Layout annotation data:
* BEGIN *

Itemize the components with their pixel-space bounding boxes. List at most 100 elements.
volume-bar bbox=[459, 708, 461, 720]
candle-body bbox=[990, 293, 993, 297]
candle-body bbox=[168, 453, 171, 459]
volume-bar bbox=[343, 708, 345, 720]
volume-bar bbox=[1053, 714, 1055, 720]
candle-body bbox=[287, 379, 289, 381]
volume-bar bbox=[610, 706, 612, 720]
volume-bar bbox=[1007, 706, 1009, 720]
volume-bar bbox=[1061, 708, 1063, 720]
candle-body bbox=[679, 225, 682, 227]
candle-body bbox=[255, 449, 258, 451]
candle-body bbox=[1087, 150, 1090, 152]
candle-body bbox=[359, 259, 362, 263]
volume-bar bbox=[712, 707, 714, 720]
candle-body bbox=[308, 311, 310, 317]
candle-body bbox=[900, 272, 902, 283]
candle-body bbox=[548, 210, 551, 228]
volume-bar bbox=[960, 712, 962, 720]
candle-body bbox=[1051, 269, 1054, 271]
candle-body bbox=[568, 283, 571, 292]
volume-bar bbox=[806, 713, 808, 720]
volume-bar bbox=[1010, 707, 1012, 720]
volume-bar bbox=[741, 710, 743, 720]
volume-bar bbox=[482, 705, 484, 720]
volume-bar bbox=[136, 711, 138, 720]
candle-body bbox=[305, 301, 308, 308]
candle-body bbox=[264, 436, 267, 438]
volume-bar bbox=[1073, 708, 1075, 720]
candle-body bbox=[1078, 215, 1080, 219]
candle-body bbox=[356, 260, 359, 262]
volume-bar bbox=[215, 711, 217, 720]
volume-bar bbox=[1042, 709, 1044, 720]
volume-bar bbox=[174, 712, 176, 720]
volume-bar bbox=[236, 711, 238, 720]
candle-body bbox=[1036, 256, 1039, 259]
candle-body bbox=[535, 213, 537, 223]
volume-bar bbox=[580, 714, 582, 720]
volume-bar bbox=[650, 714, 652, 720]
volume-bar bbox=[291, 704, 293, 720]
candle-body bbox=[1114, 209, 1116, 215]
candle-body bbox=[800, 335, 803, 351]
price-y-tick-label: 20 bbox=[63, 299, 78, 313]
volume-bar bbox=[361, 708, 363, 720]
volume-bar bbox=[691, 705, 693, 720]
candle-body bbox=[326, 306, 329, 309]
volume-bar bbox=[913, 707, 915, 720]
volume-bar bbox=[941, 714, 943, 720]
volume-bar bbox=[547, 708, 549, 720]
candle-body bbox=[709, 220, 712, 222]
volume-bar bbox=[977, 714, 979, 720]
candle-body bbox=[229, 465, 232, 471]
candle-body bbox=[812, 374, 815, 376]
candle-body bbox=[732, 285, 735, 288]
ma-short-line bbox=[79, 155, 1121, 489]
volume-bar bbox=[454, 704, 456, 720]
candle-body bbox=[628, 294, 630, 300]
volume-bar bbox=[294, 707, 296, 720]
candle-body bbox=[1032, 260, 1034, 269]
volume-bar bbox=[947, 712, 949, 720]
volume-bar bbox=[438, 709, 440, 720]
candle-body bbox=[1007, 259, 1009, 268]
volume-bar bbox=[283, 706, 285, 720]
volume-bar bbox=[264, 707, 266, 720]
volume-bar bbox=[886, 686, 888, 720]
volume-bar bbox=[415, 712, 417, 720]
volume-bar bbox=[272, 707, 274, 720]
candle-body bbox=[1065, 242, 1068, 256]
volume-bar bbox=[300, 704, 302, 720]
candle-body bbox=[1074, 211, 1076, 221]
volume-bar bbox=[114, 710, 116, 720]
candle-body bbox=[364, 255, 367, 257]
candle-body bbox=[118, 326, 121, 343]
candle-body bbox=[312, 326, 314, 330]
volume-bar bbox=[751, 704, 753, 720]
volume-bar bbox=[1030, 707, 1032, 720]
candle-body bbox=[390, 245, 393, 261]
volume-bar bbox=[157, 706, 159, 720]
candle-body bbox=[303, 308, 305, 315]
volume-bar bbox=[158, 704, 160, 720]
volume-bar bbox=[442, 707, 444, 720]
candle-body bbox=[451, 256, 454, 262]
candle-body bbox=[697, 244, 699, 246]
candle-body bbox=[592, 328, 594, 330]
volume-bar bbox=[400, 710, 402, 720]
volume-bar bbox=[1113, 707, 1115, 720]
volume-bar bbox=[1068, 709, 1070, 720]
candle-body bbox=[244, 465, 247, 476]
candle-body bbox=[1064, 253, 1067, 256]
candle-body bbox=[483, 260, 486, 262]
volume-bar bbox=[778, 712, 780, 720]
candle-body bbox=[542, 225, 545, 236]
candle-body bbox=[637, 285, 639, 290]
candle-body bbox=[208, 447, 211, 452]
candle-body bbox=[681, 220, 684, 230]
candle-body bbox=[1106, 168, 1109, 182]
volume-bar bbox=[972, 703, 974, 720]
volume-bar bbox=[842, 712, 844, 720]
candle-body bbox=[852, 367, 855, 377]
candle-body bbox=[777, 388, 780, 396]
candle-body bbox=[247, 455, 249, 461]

* END *

#### WRITTEN REQUEST
Reproduce every line of the rows above without any changes.

#### THE OUTPUT
Itemize the components with their pixel-space bounding boxes. List at most 100 elements.
volume-bar bbox=[459, 708, 461, 720]
candle-body bbox=[990, 293, 993, 297]
candle-body bbox=[168, 453, 171, 459]
volume-bar bbox=[343, 708, 345, 720]
volume-bar bbox=[1053, 714, 1055, 720]
candle-body bbox=[287, 379, 289, 381]
volume-bar bbox=[610, 706, 612, 720]
volume-bar bbox=[1007, 706, 1009, 720]
volume-bar bbox=[1061, 708, 1063, 720]
candle-body bbox=[679, 225, 682, 227]
candle-body bbox=[255, 449, 258, 451]
candle-body bbox=[1087, 150, 1090, 152]
candle-body bbox=[359, 259, 362, 263]
volume-bar bbox=[712, 707, 714, 720]
candle-body bbox=[308, 311, 310, 317]
candle-body bbox=[900, 272, 902, 283]
candle-body bbox=[548, 210, 551, 228]
volume-bar bbox=[960, 712, 962, 720]
candle-body bbox=[1051, 269, 1054, 271]
candle-body bbox=[568, 283, 571, 292]
volume-bar bbox=[806, 713, 808, 720]
volume-bar bbox=[1010, 707, 1012, 720]
volume-bar bbox=[741, 710, 743, 720]
volume-bar bbox=[482, 705, 484, 720]
volume-bar bbox=[136, 711, 138, 720]
candle-body bbox=[305, 301, 308, 308]
candle-body bbox=[264, 436, 267, 438]
volume-bar bbox=[1073, 708, 1075, 720]
candle-body bbox=[1078, 215, 1080, 219]
candle-body bbox=[356, 260, 359, 262]
volume-bar bbox=[215, 711, 217, 720]
volume-bar bbox=[1042, 709, 1044, 720]
volume-bar bbox=[174, 712, 176, 720]
volume-bar bbox=[236, 711, 238, 720]
candle-body bbox=[1036, 256, 1039, 259]
candle-body bbox=[535, 213, 537, 223]
volume-bar bbox=[580, 714, 582, 720]
volume-bar bbox=[650, 714, 652, 720]
volume-bar bbox=[291, 704, 293, 720]
candle-body bbox=[1114, 209, 1116, 215]
candle-body bbox=[800, 335, 803, 351]
price-y-tick-label: 20 bbox=[63, 299, 78, 313]
volume-bar bbox=[361, 708, 363, 720]
volume-bar bbox=[691, 705, 693, 720]
candle-body bbox=[326, 306, 329, 309]
volume-bar bbox=[913, 707, 915, 720]
volume-bar bbox=[941, 714, 943, 720]
volume-bar bbox=[547, 708, 549, 720]
candle-body bbox=[709, 220, 712, 222]
volume-bar bbox=[977, 714, 979, 720]
candle-body bbox=[229, 465, 232, 471]
candle-body bbox=[812, 374, 815, 376]
candle-body bbox=[732, 285, 735, 288]
ma-short-line bbox=[79, 155, 1121, 489]
volume-bar bbox=[454, 704, 456, 720]
candle-body bbox=[628, 294, 630, 300]
volume-bar bbox=[294, 707, 296, 720]
candle-body bbox=[1032, 260, 1034, 269]
volume-bar bbox=[947, 712, 949, 720]
volume-bar bbox=[438, 709, 440, 720]
candle-body bbox=[1007, 259, 1009, 268]
volume-bar bbox=[283, 706, 285, 720]
volume-bar bbox=[264, 707, 266, 720]
volume-bar bbox=[886, 686, 888, 720]
volume-bar bbox=[415, 712, 417, 720]
volume-bar bbox=[272, 707, 274, 720]
candle-body bbox=[1065, 242, 1068, 256]
volume-bar bbox=[300, 704, 302, 720]
candle-body bbox=[1074, 211, 1076, 221]
volume-bar bbox=[114, 710, 116, 720]
candle-body bbox=[364, 255, 367, 257]
candle-body bbox=[118, 326, 121, 343]
candle-body bbox=[312, 326, 314, 330]
volume-bar bbox=[751, 704, 753, 720]
volume-bar bbox=[1030, 707, 1032, 720]
candle-body bbox=[390, 245, 393, 261]
volume-bar bbox=[157, 706, 159, 720]
candle-body bbox=[303, 308, 305, 315]
volume-bar bbox=[158, 704, 160, 720]
volume-bar bbox=[442, 707, 444, 720]
candle-body bbox=[451, 256, 454, 262]
candle-body bbox=[697, 244, 699, 246]
candle-body bbox=[592, 328, 594, 330]
volume-bar bbox=[400, 710, 402, 720]
volume-bar bbox=[1113, 707, 1115, 720]
volume-bar bbox=[1068, 709, 1070, 720]
candle-body bbox=[244, 465, 247, 476]
candle-body bbox=[1064, 253, 1067, 256]
candle-body bbox=[483, 260, 486, 262]
volume-bar bbox=[778, 712, 780, 720]
candle-body bbox=[542, 225, 545, 236]
candle-body bbox=[637, 285, 639, 290]
candle-body bbox=[208, 447, 211, 452]
candle-body bbox=[681, 220, 684, 230]
candle-body bbox=[1106, 168, 1109, 182]
volume-bar bbox=[972, 703, 974, 720]
volume-bar bbox=[842, 712, 844, 720]
candle-body bbox=[852, 367, 855, 377]
candle-body bbox=[777, 388, 780, 396]
candle-body bbox=[247, 455, 249, 461]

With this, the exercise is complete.